Your instructions — Find each line that has the string "Johor" and give the total, with nothing else.

Raw records —
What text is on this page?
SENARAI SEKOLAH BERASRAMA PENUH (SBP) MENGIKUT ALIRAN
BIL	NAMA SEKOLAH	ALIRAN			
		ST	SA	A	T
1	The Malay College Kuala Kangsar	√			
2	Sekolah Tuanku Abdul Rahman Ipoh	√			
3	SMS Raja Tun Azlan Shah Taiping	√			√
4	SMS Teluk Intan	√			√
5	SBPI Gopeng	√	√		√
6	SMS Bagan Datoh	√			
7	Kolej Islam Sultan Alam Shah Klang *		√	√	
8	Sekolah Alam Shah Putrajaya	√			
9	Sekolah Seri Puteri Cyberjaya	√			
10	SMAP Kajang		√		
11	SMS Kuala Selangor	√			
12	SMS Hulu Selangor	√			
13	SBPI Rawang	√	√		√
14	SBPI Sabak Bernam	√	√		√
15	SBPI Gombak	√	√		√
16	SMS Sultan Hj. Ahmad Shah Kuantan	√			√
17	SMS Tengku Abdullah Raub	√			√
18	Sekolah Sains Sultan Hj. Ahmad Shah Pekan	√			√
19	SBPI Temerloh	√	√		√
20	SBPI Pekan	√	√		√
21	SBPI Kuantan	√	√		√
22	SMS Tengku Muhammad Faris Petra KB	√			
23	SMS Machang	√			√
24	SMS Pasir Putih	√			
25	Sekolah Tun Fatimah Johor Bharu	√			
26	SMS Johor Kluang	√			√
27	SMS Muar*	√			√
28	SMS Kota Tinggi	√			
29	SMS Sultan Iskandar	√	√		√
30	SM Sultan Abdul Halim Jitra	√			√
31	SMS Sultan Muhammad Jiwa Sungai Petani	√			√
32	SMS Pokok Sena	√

Written reply — 2